ENTRIES SUPPLIED
· · · · ·
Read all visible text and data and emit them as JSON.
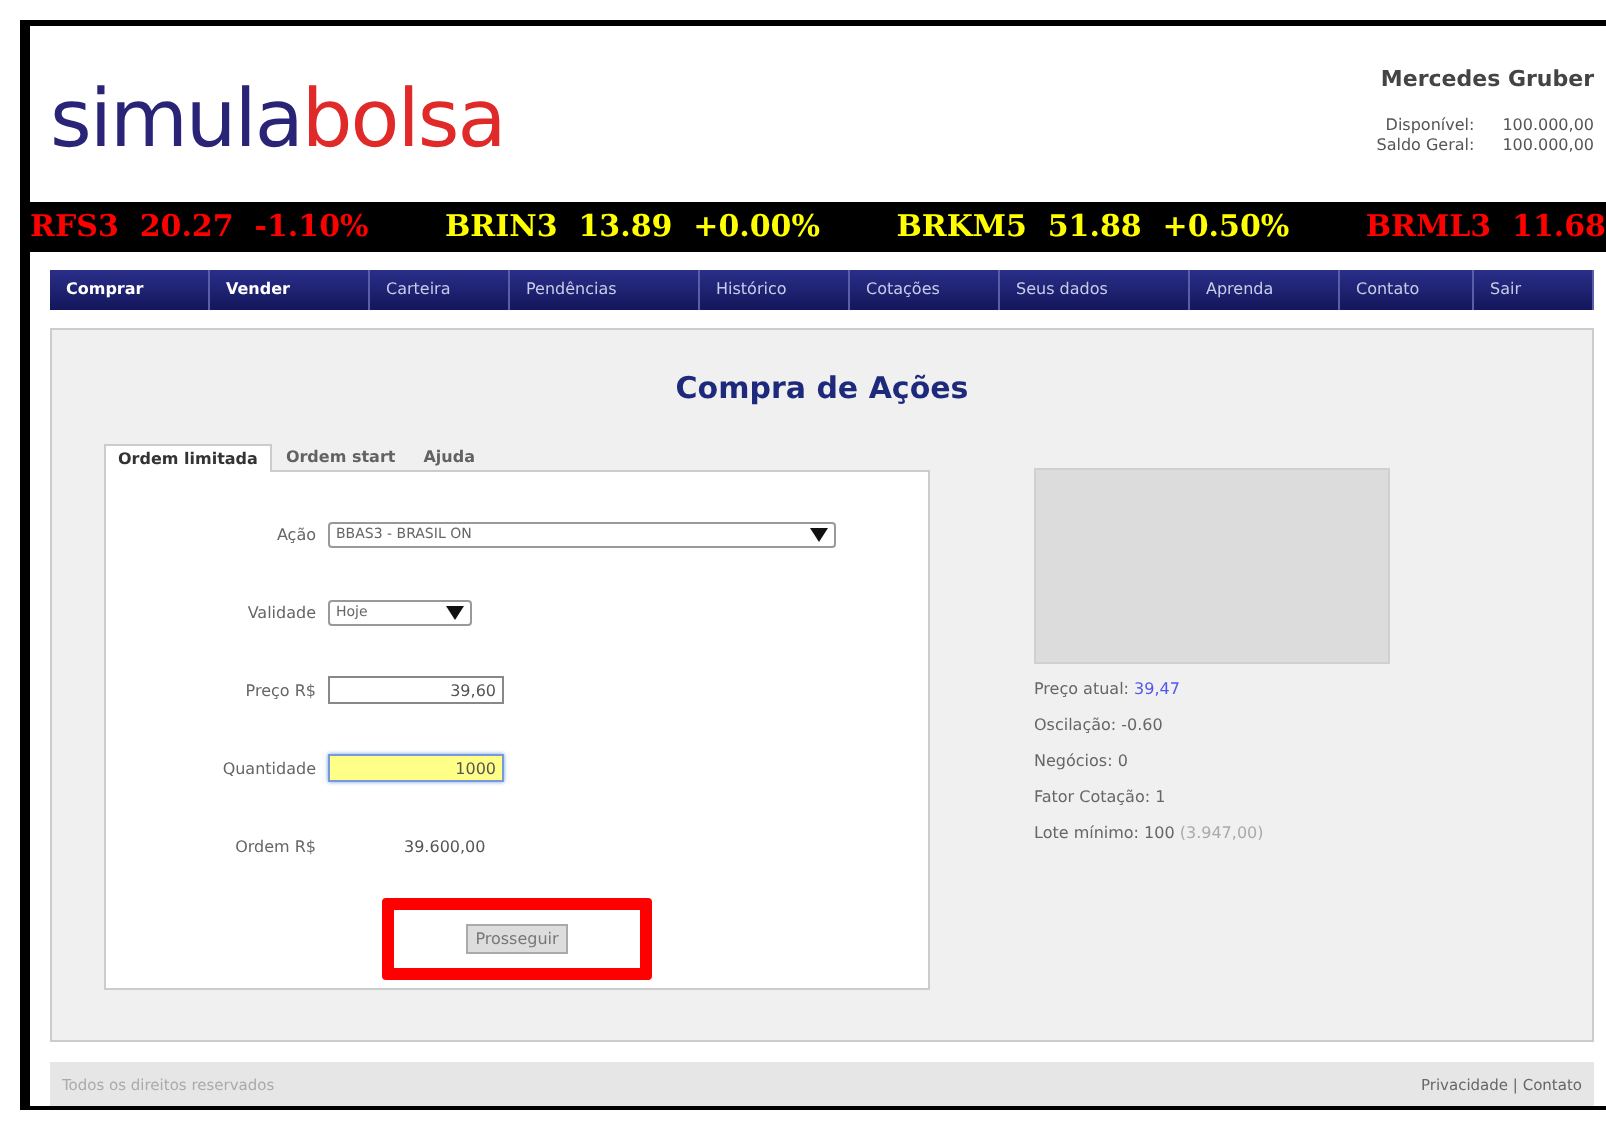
{
  "header": {
    "logo": {
      "first": "simula",
      "second": "bolsa"
    },
    "user_name": "Mercedes Gruber",
    "balances": [
      {
        "label": "Disponível:",
        "value": "100.000,00"
      },
      {
        "label": "Saldo Geral:",
        "value": "100.000,00"
      }
    ]
  },
  "ticker": [
    {
      "text": "RFS3  20.27  -1.10%",
      "color": "#ff0000"
    },
    {
      "text": "BRIN3  13.89  +0.00%",
      "color": "#ffff00"
    },
    {
      "text": "BRKM5  51.88  +0.50%",
      "color": "#ffff00"
    },
    {
      "text": "BRML3  11.68",
      "color": "#ff0000"
    }
  ],
  "nav": [
    {
      "label": "Comprar",
      "selected": true
    },
    {
      "label": "Vender",
      "selected": true
    },
    {
      "label": "Carteira",
      "selected": false
    },
    {
      "label": "Pendências",
      "selected": false
    },
    {
      "label": "Histórico",
      "selected": false
    },
    {
      "label": "Cotações",
      "selected": false
    },
    {
      "label": "Seus dados",
      "selected": false
    },
    {
      "label": "Aprenda",
      "selected": false
    },
    {
      "label": "Contato",
      "selected": false
    },
    {
      "label": "Sair",
      "selected": false
    }
  ],
  "page_title": "Compra de Ações",
  "tabs": [
    {
      "label": "Ordem limitada",
      "selected": true
    },
    {
      "label": "Ordem start",
      "selected": false
    },
    {
      "label": "Ajuda",
      "selected": false
    }
  ],
  "form": [
    {
      "kind": "select",
      "label": "Ação",
      "value": "BBAS3 - BRASIL ON"
    },
    {
      "kind": "selectsmall",
      "label": "Validade",
      "value": "Hoje"
    },
    {
      "kind": "input",
      "label": "Preço R$",
      "value": "39,60",
      "focused": false
    },
    {
      "kind": "input",
      "label": "Quantidade",
      "value": "1000",
      "focused": true
    },
    {
      "kind": "text",
      "label": "Ordem R$",
      "value": "39.600,00"
    }
  ],
  "submit": {
    "label": "Prosseguir",
    "highlighted": true
  },
  "quote": [
    {
      "label": "Preço atual:",
      "value": "39,47",
      "kind": "link"
    },
    {
      "label": "Oscilação:",
      "value": "-0.60",
      "kind": "plain"
    },
    {
      "label": "Negócios:",
      "value": "0",
      "kind": "plain"
    },
    {
      "label": "Fator Cotação:",
      "value": "1",
      "kind": "plain"
    },
    {
      "label": "Lote mínimo:",
      "value": "100",
      "extra": "(3.947,00)",
      "kind": "plain"
    }
  ],
  "footer": {
    "copyright": "Todos os direitos reservados",
    "links": [
      "Privacidade",
      "Contato"
    ],
    "separator": "|"
  }
}
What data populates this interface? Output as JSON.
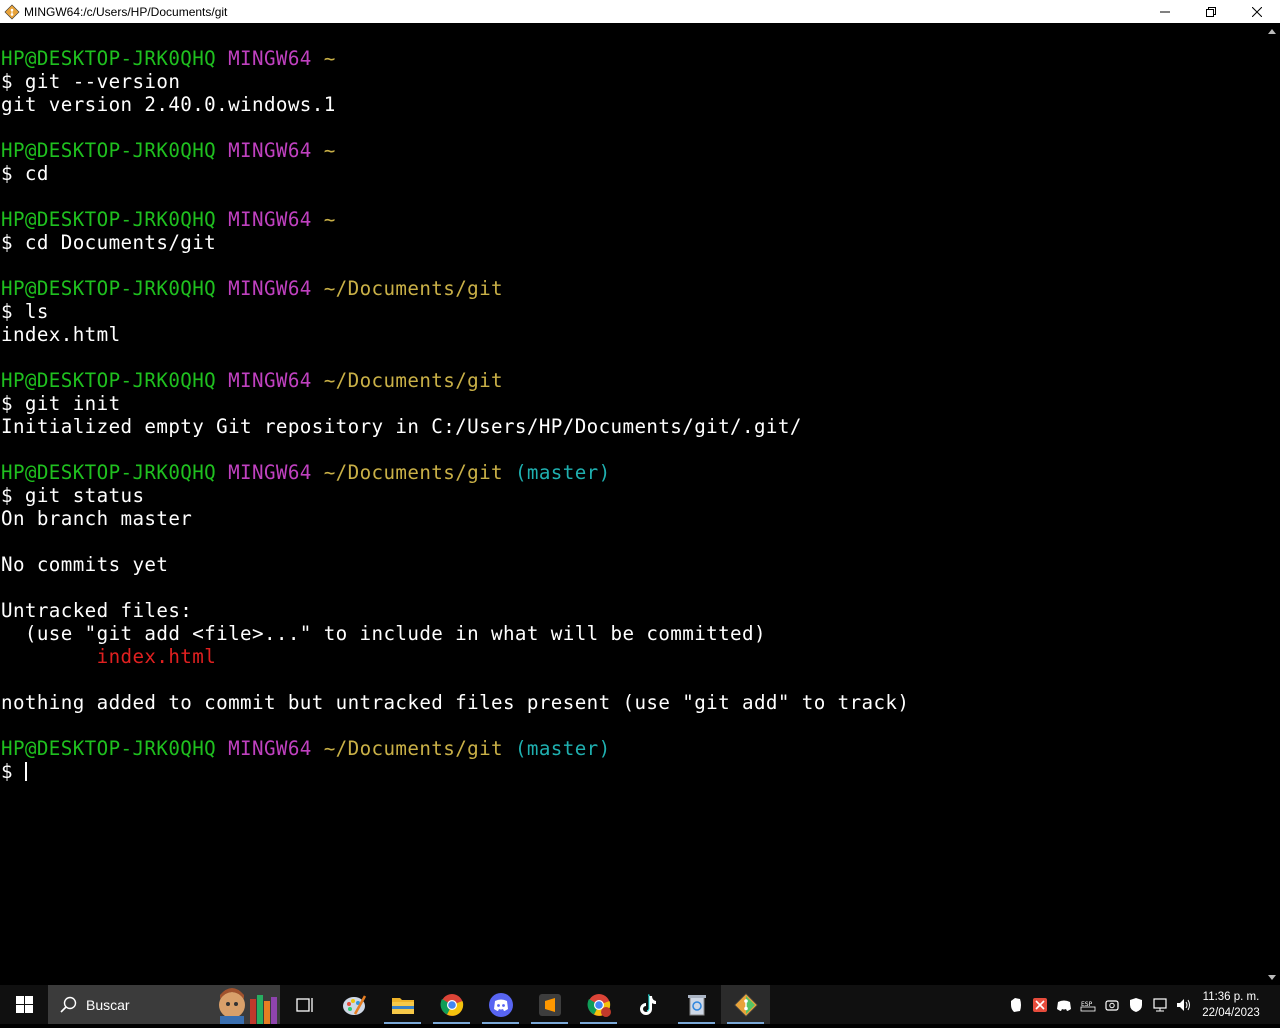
· · · · ·
WHAT YOU SHOULD DO
Each record above should come back exactly the same, only without its pictures.

RESULT OF THE EXERCISE
Read all visible text and data and emit them as JSON.
{
  "header": {
    "logo": {
      "first": "simula",
      "second": "bolsa"
    },
    "user_name": "Mercedes Gruber",
    "balances": [
      {
        "label": "Disponível:",
        "value": "100.000,00"
      },
      {
        "label": "Saldo Geral:",
        "value": "100.000,00"
      }
    ]
  },
  "ticker": [
    {
      "text": "RFS3  20.27  -1.10%",
      "color": "#ff0000"
    },
    {
      "text": "BRIN3  13.89  +0.00%",
      "color": "#ffff00"
    },
    {
      "text": "BRKM5  51.88  +0.50%",
      "color": "#ffff00"
    },
    {
      "text": "BRML3  11.68",
      "color": "#ff0000"
    }
  ],
  "nav": [
    {
      "label": "Comprar",
      "selected": true
    },
    {
      "label": "Vender",
      "selected": true
    },
    {
      "label": "Carteira",
      "selected": false
    },
    {
      "label": "Pendências",
      "selected": false
    },
    {
      "label": "Histórico",
      "selected": false
    },
    {
      "label": "Cotações",
      "selected": false
    },
    {
      "label": "Seus dados",
      "selected": false
    },
    {
      "label": "Aprenda",
      "selected": false
    },
    {
      "label": "Contato",
      "selected": false
    },
    {
      "label": "Sair",
      "selected": false
    }
  ],
  "page_title": "Compra de Ações",
  "tabs": [
    {
      "label": "Ordem limitada",
      "selected": true
    },
    {
      "label": "Ordem start",
      "selected": false
    },
    {
      "label": "Ajuda",
      "selected": false
    }
  ],
  "form": [
    {
      "kind": "select",
      "label": "Ação",
      "value": "BBAS3 - BRASIL ON"
    },
    {
      "kind": "selectsmall",
      "label": "Validade",
      "value": "Hoje"
    },
    {
      "kind": "input",
      "label": "Preço R$",
      "value": "39,60",
      "focused": false
    },
    {
      "kind": "input",
      "label": "Quantidade",
      "value": "1000",
      "focused": true
    },
    {
      "kind": "text",
      "label": "Ordem R$",
      "value": "39.600,00"
    }
  ],
  "submit": {
    "label": "Prosseguir",
    "highlighted": true
  },
  "quote": [
    {
      "label": "Preço atual:",
      "value": "39,47",
      "kind": "link"
    },
    {
      "label": "Oscilação:",
      "value": "-0.60",
      "kind": "plain"
    },
    {
      "label": "Negócios:",
      "value": "0",
      "kind": "plain"
    },
    {
      "label": "Fator Cotação:",
      "value": "1",
      "kind": "plain"
    },
    {
      "label": "Lote mínimo:",
      "value": "100",
      "extra": "(3.947,00)",
      "kind": "plain"
    }
  ],
  "footer": {
    "copyright": "Todos os direitos reservados",
    "links": [
      "Privacidade",
      "Contato"
    ],
    "separator": "|"
  }
}
What data populates this interface? Output as JSON.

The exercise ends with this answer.